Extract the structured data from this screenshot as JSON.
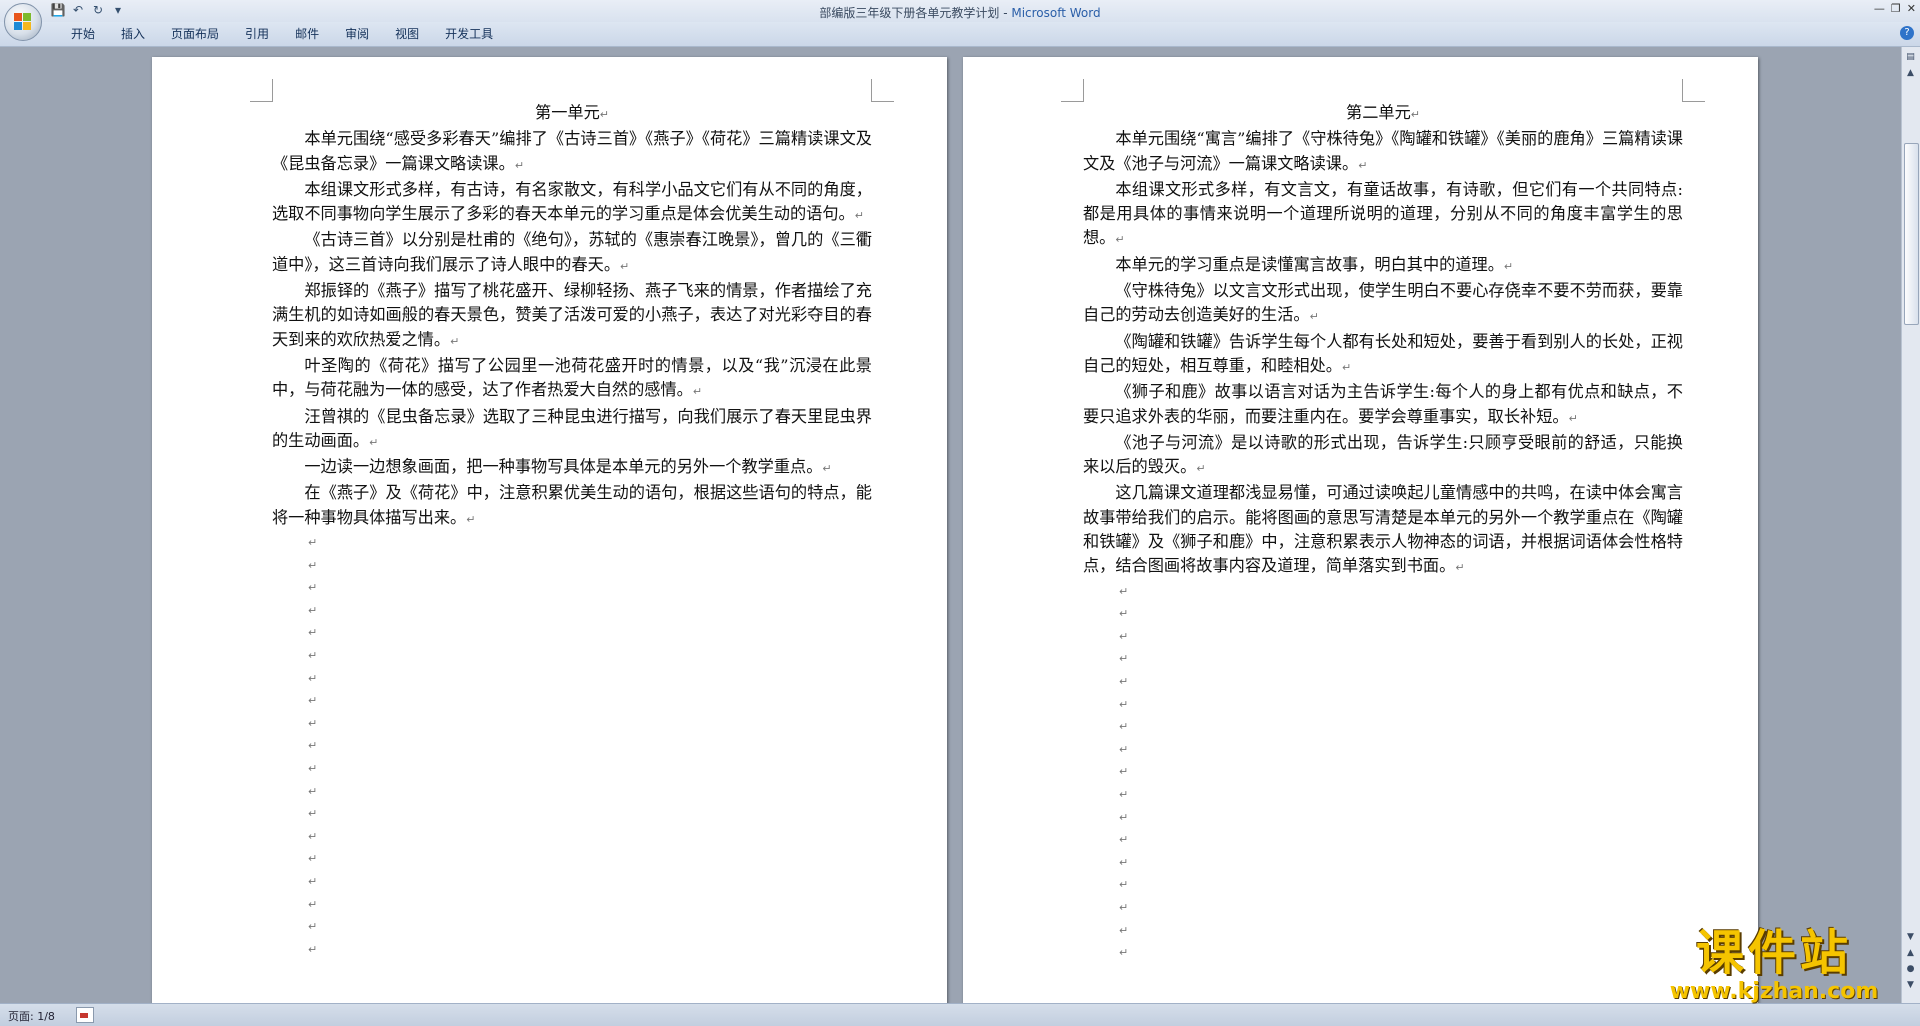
{
  "window": {
    "doc_name": "部编版三年级下册各单元教学计划",
    "separator": " - ",
    "app_name": "Microsoft Word"
  },
  "tabs": [
    "开始",
    "插入",
    "页面布局",
    "引用",
    "邮件",
    "审阅",
    "视图",
    "开发工具"
  ],
  "pages": [
    {
      "title": "第一单元",
      "paragraphs": [
        "本单元围绕“感受多彩春天”编排了《古诗三首》《燕子》《荷花》三篇精读课文及《昆虫备忘录》一篇课文略读课。",
        "本组课文形式多样，有古诗，有名家散文，有科学小品文它们有从不同的角度，选取不同事物向学生展示了多彩的春天本单元的学习重点是体会优美生动的语句。",
        "《古诗三首》以分别是杜甫的《绝句》，苏轼的《惠崇春江晚景》，曾几的《三衢道中》，这三首诗向我们展示了诗人眼中的春天。",
        "郑振铎的《燕子》描写了桃花盛开、绿柳轻扬、燕子飞来的情景，作者描绘了充满生机的如诗如画般的春天景色，赞美了活泼可爱的小燕子，表达了对光彩夺目的春天到来的欢欣热爱之情。",
        "叶圣陶的《荷花》描写了公园里一池荷花盛开时的情景，以及“我”沉浸在此景中，与荷花融为一体的感受，达了作者热爱大自然的感情。",
        "汪曾祺的《昆虫备忘录》选取了三种昆虫进行描写，向我们展示了春天里昆虫界的生动画面。",
        "一边读一边想象画面，把一种事物写具体是本单元的另外一个教学重点。",
        "在《燕子》及《荷花》中，注意积累优美生动的语句，根据这些语句的特点，能将一种事物具体描写出来。"
      ],
      "empty_lines": 19
    },
    {
      "title": "第二单元",
      "paragraphs": [
        "本单元围绕“寓言”编排了《守株待兔》《陶罐和铁罐》《美丽的鹿角》三篇精读课文及《池子与河流》一篇课文略读课。",
        "本组课文形式多样，有文言文，有童话故事，有诗歌，但它们有一个共同特点:都是用具体的事情来说明一个道理所说明的道理，分别从不同的角度丰富学生的思想。",
        "本单元的学习重点是读懂寓言故事，明白其中的道理。",
        "《守株待兔》以文言文形式出现，使学生明白不要心存侥幸不要不劳而获，要靠自己的劳动去创造美好的生活。",
        "《陶罐和铁罐》告诉学生每个人都有长处和短处，要善于看到别人的长处，正视自己的短处，相互尊重，和睦相处。",
        "《狮子和鹿》故事以语言对话为主告诉学生:每个人的身上都有优点和缺点，不要只追求外表的华丽，而要注重内在。要学会尊重事实，取长补短。",
        "《池子与河流》是以诗歌的形式出现，告诉学生:只顾亨受眼前的舒适，只能换来以后的毁灭。",
        "这几篇课文道理都浅显易懂，可通过读唤起儿童情感中的共鸣，在读中体会寓言故事带给我们的启示。能将图画的意思写清楚是本单元的另外一个教学重点在《陶罐和铁罐》及《狮子和鹿》中，注意积累表示人物神态的词语，并根据词语体会性格特点，结合图画将故事内容及道理，简单落实到书面。"
      ],
      "empty_lines": 17
    }
  ],
  "para_mark": "↵",
  "status": {
    "page": "页面: 1/8"
  },
  "watermark": {
    "text": "课件站",
    "url": "www.kjzhan.com"
  }
}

====

Problem details
Give only the number of lines in the entries above that contain the string "本单元围绕".

Answer for this exercise
2